▸ PROBLEM DESCRIPTION
Where a line in the listing contains the string "JSON", copy that line out.

Data tied to figure images
- - - - - - -

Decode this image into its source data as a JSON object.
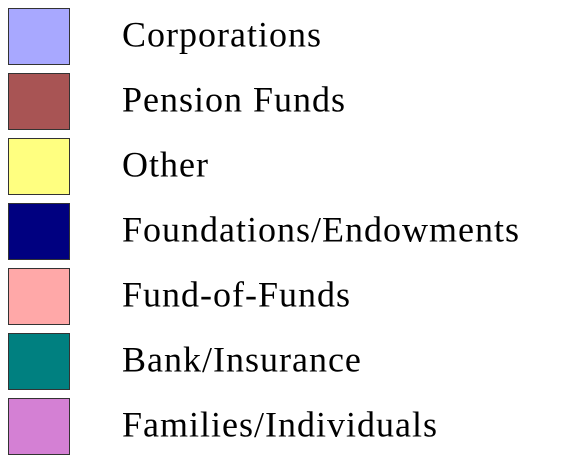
{
  "legend": {
    "items": [
      {
        "label": "Corporations",
        "color": "#a8a8ff"
      },
      {
        "label": "Pension Funds",
        "color": "#a85454"
      },
      {
        "label": "Other",
        "color": "#ffff80"
      },
      {
        "label": "Foundations/Endowments",
        "color": "#000080"
      },
      {
        "label": "Fund-of-Funds",
        "color": "#ffa8a8"
      },
      {
        "label": "Bank/Insurance",
        "color": "#008080"
      },
      {
        "label": "Families/Individuals",
        "color": "#d480d4"
      }
    ]
  }
}
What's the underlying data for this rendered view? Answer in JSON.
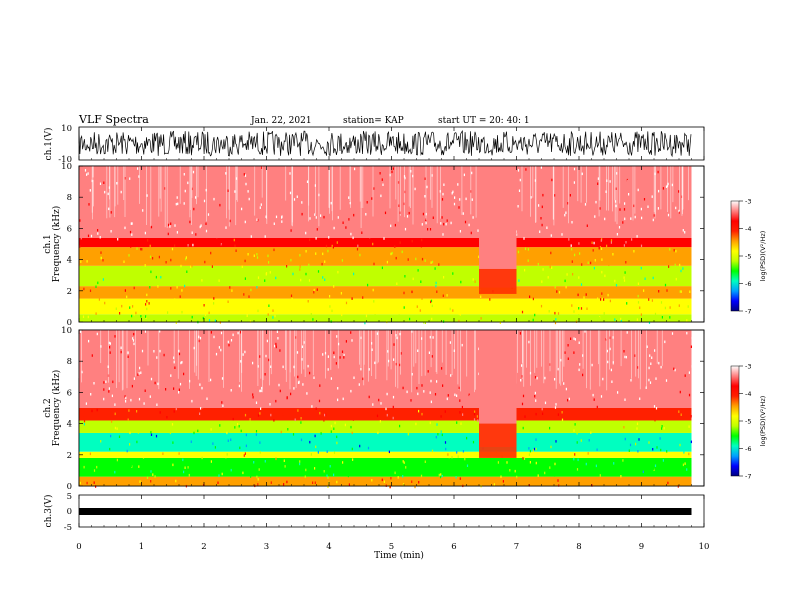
{
  "header": {
    "title": "VLF Spectra",
    "date": "Jan. 22, 2021",
    "station": "station= KAP",
    "start": "start  UT =  20: 40: 1"
  },
  "chart_data": [
    {
      "type": "line",
      "name": "ch1-waveform",
      "ylabel": "ch.1(V)",
      "ylim": [
        -10,
        10
      ],
      "yticks": [
        "10",
        "-10"
      ],
      "xlim": [
        0,
        10
      ]
    },
    {
      "type": "heatmap",
      "name": "ch1-spectrogram",
      "ylabel": "ch.1\nFrequency (kHz)",
      "ylabel_line1": "ch.1",
      "ylabel_line2": "Frequency (kHz)",
      "ylim": [
        0,
        10
      ],
      "yticks": [
        "0",
        "2",
        "4",
        "6",
        "8",
        "10"
      ],
      "xlim": [
        0,
        10
      ],
      "data_end_min": 9.8,
      "gap_min": [
        6.4,
        7.0
      ],
      "colorbar": {
        "label": "log(PSD)(V²/Hz)",
        "range": [
          -7,
          -3
        ],
        "ticks": [
          "-3",
          "-4",
          "-5",
          "-6",
          "-7"
        ]
      },
      "bands_khz": [
        {
          "from": 0,
          "to": 0.5,
          "level": -5.2
        },
        {
          "from": 0.5,
          "to": 1.5,
          "level": -4.8
        },
        {
          "from": 1.5,
          "to": 2.3,
          "level": -4.4
        },
        {
          "from": 2.3,
          "to": 3.6,
          "level": -5.3
        },
        {
          "from": 3.6,
          "to": 4.8,
          "level": -4.6
        },
        {
          "from": 4.8,
          "to": 5.4,
          "level": -3.8
        },
        {
          "from": 5.4,
          "to": 10,
          "level": -3.2
        }
      ]
    },
    {
      "type": "heatmap",
      "name": "ch2-spectrogram",
      "ylabel_line1": "ch.2",
      "ylabel_line2": "Frequency (kHz)",
      "ylim": [
        0,
        10
      ],
      "yticks": [
        "0",
        "2",
        "4",
        "6",
        "8",
        "10"
      ],
      "xlim": [
        0,
        10
      ],
      "data_end_min": 9.8,
      "gap_min": [
        6.4,
        7.0
      ],
      "colorbar": {
        "label": "log(PSD)(V²/Hz)",
        "range": [
          -7,
          -3
        ],
        "ticks": [
          "-3",
          "-4",
          "-5",
          "-6",
          "-7"
        ]
      },
      "bands_khz": [
        {
          "from": 0,
          "to": 0.6,
          "level": -4.3
        },
        {
          "from": 0.6,
          "to": 1.8,
          "level": -5.4
        },
        {
          "from": 1.8,
          "to": 2.2,
          "level": -4.7
        },
        {
          "from": 2.2,
          "to": 3.4,
          "level": -5.9
        },
        {
          "from": 3.4,
          "to": 4.2,
          "level": -5.2
        },
        {
          "from": 4.2,
          "to": 5.0,
          "level": -4.0
        },
        {
          "from": 5.0,
          "to": 10,
          "level": -3.2
        }
      ]
    },
    {
      "type": "line",
      "name": "ch3-waveform",
      "ylabel": "ch.3(V)",
      "ylim": [
        -5,
        5
      ],
      "yticks": [
        "5",
        "0",
        "-5"
      ],
      "level_v": -2,
      "xlim": [
        0,
        10
      ]
    }
  ],
  "xaxis": {
    "label": "Time (min)",
    "ticks": [
      "0",
      "1",
      "2",
      "3",
      "4",
      "5",
      "6",
      "7",
      "8",
      "9",
      "10"
    ]
  },
  "colors": {
    "colormap": [
      "#000080",
      "#0000ff",
      "#00a0ff",
      "#00ffc0",
      "#00ff00",
      "#c0ff00",
      "#ffff00",
      "#ffa000",
      "#ff2000",
      "#ff0000",
      "#ff8080",
      "#ffffff"
    ]
  }
}
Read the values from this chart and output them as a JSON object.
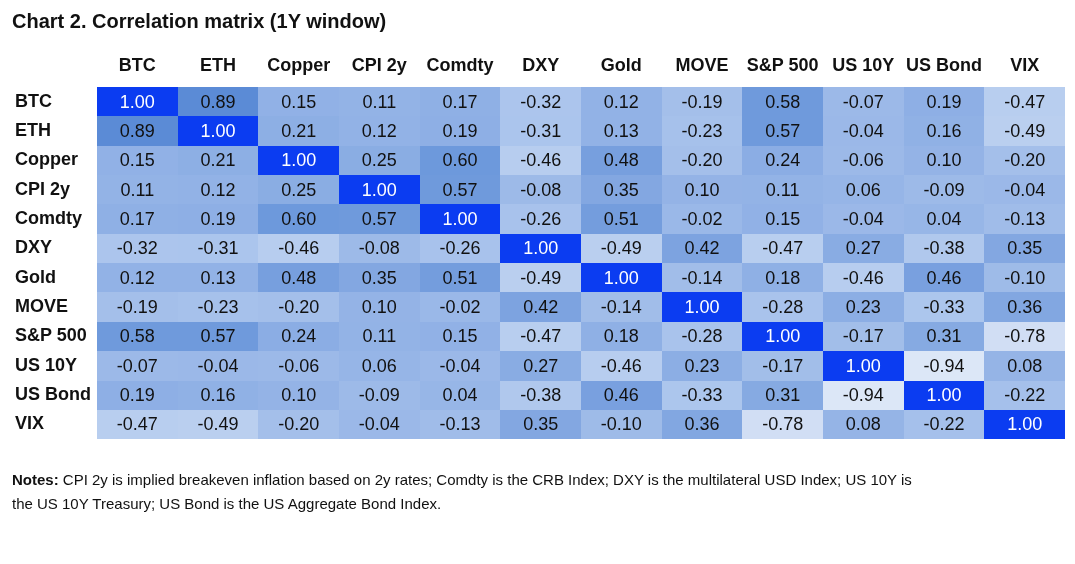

- - - - - - -

▸ RESULT BELOW
Decode this image into its source data as a JSON object.
What's the underlying data for this rendered view? Answer in JSON.
Read the values from this chart and output them as a JSON object.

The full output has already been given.